start DATASET CONTENT
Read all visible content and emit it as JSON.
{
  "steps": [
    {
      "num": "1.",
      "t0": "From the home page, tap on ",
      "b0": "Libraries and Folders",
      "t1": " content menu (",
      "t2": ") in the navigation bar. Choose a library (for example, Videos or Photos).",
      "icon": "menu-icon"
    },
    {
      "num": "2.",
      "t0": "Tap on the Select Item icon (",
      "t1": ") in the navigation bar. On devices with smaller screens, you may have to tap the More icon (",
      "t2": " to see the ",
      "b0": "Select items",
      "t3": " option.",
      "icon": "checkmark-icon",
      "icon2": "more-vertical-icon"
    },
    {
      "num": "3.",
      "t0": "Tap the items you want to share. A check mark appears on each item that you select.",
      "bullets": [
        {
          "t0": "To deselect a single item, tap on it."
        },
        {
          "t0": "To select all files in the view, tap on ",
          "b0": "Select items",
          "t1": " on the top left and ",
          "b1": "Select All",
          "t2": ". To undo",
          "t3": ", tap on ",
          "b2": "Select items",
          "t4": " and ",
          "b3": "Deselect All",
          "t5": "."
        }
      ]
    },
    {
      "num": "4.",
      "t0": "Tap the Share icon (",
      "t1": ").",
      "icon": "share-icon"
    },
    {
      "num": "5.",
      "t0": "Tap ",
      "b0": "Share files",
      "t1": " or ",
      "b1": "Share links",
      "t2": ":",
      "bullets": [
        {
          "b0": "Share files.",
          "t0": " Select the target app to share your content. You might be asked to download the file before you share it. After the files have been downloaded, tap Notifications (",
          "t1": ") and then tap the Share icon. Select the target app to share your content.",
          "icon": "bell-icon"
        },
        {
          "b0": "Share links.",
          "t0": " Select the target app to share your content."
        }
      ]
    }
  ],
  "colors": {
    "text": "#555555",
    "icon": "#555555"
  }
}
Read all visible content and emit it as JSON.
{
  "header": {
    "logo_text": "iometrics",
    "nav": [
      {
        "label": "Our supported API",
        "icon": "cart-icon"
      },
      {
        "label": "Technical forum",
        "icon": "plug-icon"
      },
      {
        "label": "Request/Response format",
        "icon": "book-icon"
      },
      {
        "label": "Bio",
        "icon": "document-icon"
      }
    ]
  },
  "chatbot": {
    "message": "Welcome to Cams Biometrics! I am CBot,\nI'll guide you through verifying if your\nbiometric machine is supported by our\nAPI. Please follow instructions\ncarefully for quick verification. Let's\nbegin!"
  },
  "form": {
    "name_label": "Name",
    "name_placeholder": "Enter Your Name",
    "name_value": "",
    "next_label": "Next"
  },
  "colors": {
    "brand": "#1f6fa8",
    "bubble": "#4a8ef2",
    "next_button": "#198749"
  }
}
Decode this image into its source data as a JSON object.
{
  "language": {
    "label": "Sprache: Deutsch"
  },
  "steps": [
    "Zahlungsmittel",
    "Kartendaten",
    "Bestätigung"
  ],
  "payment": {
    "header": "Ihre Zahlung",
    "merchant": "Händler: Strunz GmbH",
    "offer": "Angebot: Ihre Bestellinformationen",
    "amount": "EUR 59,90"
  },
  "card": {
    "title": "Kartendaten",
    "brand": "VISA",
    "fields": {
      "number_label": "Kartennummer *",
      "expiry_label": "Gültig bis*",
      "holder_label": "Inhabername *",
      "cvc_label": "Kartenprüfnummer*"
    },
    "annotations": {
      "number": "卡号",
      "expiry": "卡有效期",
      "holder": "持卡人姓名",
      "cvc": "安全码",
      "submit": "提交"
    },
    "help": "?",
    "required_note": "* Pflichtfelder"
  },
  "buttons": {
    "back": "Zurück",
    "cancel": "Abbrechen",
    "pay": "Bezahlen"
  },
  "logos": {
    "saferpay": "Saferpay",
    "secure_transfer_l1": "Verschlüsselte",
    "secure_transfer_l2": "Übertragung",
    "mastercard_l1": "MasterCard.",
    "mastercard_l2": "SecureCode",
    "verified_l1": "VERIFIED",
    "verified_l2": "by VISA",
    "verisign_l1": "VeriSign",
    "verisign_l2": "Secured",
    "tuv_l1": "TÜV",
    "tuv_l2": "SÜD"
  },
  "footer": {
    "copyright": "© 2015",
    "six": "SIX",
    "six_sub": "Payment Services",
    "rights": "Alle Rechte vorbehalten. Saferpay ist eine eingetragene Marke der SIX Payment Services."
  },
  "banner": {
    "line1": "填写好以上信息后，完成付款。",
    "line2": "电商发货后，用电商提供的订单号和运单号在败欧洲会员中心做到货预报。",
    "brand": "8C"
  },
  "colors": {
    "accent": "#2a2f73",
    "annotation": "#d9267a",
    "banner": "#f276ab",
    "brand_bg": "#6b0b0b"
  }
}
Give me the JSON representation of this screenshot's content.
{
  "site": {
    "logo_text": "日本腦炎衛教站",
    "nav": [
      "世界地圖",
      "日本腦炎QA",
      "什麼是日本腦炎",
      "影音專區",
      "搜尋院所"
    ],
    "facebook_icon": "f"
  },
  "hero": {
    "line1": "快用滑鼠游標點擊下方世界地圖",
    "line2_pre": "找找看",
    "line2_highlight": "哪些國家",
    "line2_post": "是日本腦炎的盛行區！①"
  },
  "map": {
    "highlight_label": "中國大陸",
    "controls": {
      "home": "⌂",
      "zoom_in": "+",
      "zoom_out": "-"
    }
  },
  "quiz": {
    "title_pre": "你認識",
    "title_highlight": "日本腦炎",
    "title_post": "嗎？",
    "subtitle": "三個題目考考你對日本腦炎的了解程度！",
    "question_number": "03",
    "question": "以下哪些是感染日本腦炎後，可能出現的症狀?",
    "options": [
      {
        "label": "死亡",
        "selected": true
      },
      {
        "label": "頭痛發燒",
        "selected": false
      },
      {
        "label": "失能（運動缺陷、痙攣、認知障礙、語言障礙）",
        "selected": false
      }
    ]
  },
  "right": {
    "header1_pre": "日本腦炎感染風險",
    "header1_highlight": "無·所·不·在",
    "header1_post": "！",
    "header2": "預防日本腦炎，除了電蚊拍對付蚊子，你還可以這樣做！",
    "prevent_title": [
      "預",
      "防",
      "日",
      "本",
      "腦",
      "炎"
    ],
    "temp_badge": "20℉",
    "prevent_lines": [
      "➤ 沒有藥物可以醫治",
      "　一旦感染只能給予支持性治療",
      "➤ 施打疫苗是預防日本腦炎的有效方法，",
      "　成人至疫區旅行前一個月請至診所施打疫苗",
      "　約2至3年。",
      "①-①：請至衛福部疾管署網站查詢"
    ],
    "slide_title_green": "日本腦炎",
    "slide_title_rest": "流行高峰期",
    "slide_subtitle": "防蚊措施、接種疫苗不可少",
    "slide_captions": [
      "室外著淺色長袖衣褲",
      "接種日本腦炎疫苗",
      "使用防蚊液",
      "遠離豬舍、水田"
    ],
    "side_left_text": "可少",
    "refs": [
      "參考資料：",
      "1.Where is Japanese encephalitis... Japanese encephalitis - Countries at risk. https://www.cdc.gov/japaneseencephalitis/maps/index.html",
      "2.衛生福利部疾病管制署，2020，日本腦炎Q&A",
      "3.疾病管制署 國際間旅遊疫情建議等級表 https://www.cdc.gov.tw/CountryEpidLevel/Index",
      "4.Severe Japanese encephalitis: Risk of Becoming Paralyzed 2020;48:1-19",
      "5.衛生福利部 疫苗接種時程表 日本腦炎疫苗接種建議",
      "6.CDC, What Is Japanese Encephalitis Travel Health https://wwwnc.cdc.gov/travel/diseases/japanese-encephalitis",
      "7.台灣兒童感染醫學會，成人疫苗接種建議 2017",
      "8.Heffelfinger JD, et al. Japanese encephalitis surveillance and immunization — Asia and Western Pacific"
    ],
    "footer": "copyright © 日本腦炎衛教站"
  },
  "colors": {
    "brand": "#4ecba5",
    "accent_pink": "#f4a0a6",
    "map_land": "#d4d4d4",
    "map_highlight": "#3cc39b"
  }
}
end DATASET CONTENT
From the data above, copy out every line with the string "this" in it.

Decode this image into its source data as a JSON object.
Give me the JSON representation of this screenshot's content.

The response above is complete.